Aim —
Here are some records; copy every line that holds the word "mujer".

===== Exercise materials =====

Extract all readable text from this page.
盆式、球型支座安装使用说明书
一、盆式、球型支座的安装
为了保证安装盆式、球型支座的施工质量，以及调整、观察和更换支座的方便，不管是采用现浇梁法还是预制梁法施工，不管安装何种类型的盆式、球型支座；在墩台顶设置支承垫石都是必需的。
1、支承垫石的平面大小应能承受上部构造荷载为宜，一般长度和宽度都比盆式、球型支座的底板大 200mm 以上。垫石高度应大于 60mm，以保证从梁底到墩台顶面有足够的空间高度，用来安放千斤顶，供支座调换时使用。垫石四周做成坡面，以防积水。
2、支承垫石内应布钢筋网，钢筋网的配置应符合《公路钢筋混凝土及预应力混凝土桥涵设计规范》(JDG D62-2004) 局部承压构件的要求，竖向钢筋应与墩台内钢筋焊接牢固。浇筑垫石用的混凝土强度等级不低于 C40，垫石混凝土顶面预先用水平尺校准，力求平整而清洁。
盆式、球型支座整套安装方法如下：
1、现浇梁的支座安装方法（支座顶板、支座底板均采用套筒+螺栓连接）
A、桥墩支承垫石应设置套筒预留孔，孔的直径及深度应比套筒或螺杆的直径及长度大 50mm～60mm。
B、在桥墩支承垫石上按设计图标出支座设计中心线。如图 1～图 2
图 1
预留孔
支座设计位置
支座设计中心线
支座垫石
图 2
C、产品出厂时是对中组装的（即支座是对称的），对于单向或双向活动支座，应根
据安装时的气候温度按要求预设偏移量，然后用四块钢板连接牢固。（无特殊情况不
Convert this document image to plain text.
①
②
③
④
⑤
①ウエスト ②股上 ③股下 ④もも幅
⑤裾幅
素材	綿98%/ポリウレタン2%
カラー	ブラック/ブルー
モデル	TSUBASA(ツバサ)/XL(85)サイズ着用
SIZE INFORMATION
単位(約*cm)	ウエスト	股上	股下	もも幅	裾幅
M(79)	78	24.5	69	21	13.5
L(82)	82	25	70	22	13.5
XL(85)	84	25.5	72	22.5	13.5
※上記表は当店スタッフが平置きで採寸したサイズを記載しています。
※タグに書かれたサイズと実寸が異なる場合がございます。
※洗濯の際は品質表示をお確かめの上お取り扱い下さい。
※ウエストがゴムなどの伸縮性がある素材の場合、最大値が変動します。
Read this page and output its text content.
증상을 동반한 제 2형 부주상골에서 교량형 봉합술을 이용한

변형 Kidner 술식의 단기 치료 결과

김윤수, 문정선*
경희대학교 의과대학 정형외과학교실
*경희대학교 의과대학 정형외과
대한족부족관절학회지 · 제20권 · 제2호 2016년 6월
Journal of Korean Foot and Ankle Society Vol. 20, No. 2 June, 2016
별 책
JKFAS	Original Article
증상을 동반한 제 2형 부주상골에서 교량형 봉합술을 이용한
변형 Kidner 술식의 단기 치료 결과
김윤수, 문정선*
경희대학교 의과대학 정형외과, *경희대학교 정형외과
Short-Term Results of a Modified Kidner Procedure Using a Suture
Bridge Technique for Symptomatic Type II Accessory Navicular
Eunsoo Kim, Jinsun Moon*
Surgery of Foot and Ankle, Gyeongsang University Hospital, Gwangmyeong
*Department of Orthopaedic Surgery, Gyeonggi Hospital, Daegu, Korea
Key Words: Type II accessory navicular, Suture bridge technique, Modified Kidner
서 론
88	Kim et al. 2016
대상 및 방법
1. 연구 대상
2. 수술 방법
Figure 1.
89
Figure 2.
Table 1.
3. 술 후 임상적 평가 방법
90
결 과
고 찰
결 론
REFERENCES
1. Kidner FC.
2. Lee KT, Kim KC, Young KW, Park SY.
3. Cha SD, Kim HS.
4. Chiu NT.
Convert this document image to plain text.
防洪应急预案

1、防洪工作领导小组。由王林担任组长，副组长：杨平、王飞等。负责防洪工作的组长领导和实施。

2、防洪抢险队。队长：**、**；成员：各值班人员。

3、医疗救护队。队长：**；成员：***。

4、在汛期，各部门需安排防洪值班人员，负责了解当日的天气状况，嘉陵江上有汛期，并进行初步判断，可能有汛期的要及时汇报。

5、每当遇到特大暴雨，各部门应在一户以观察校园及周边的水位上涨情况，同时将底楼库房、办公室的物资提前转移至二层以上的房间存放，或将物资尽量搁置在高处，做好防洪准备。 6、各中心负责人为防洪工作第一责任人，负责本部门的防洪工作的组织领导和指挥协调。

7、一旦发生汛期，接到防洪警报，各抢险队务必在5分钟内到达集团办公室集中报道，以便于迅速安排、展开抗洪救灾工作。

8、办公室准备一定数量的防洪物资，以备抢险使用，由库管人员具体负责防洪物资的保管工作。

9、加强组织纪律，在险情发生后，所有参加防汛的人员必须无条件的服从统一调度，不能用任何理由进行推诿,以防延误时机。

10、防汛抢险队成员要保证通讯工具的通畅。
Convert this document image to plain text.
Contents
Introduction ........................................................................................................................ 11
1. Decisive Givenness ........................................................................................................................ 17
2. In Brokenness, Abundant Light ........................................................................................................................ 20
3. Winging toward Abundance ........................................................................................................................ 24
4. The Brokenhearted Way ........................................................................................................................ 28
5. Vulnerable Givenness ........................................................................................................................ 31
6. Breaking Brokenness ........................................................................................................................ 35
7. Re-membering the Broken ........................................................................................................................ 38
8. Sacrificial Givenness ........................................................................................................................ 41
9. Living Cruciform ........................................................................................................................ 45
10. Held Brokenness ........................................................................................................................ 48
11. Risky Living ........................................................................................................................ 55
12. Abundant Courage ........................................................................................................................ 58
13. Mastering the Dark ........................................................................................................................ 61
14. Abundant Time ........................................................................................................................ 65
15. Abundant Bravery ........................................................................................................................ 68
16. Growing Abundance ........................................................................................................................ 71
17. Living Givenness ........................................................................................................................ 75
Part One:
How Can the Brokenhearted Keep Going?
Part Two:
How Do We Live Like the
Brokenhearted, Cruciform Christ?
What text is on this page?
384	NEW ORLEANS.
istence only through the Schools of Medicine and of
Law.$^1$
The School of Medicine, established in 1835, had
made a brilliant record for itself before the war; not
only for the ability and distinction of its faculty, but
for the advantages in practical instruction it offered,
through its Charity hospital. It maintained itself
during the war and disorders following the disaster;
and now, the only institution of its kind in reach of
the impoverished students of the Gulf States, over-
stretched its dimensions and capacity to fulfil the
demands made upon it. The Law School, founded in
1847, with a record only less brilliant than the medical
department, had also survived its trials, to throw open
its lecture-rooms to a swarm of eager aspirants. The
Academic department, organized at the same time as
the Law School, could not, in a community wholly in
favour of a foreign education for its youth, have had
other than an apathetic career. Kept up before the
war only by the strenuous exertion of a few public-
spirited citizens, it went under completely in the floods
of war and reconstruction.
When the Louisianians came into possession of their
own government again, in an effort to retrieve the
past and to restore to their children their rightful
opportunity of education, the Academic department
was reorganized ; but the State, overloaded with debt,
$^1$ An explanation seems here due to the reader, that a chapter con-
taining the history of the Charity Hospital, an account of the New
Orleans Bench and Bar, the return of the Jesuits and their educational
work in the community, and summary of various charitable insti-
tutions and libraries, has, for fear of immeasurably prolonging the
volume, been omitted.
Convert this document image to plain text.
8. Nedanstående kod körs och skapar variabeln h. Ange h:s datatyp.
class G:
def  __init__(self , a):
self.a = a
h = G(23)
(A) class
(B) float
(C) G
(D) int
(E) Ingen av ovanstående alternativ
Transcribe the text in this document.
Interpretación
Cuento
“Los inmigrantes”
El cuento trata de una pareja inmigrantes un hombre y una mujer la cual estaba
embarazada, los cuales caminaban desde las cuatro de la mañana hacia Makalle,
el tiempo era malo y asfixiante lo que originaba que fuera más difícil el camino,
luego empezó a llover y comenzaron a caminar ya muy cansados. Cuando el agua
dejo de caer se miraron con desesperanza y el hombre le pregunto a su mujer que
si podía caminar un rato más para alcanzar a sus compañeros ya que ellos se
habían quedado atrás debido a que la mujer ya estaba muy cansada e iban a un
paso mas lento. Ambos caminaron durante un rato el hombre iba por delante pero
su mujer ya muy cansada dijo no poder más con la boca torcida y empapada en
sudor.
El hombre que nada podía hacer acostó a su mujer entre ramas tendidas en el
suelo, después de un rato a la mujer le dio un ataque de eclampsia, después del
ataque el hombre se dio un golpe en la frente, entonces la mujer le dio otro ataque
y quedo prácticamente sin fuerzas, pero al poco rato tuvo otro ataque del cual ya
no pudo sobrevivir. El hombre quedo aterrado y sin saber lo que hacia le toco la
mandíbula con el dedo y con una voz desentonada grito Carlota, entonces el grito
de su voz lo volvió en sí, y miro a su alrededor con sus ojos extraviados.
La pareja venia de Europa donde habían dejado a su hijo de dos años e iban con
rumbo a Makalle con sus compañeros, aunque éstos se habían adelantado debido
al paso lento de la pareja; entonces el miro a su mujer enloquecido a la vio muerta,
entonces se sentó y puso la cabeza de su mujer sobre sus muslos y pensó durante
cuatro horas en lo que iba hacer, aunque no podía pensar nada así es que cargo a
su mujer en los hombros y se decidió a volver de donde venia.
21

=====

Full response —
El cuento trata de una pareja inmigrantes un hombre y una mujer la cual estaba
dejo de caer se miraron con desesperanza y el hombre le pregunto a su mujer que
habían quedado atrás debido a que la mujer ya estaba muy cansada e iban a un
su mujer ya muy cansada dijo no poder más con la boca torcida y empapada en
El hombre que nada podía hacer acostó a su mujer entre ramas tendidas en el
suelo, después de un rato a la mujer le dio un ataque de eclampsia, después del
ataque el hombre se dio un golpe en la frente, entonces la mujer le dio otro ataque
al paso lento de la pareja; entonces el miro a su mujer enloquecido a la vio muerta,
entonces se sentó y puso la cabeza de su mujer sobre sus muslos y pensó durante
su mujer en los hombros y se decidió a volver de donde venia.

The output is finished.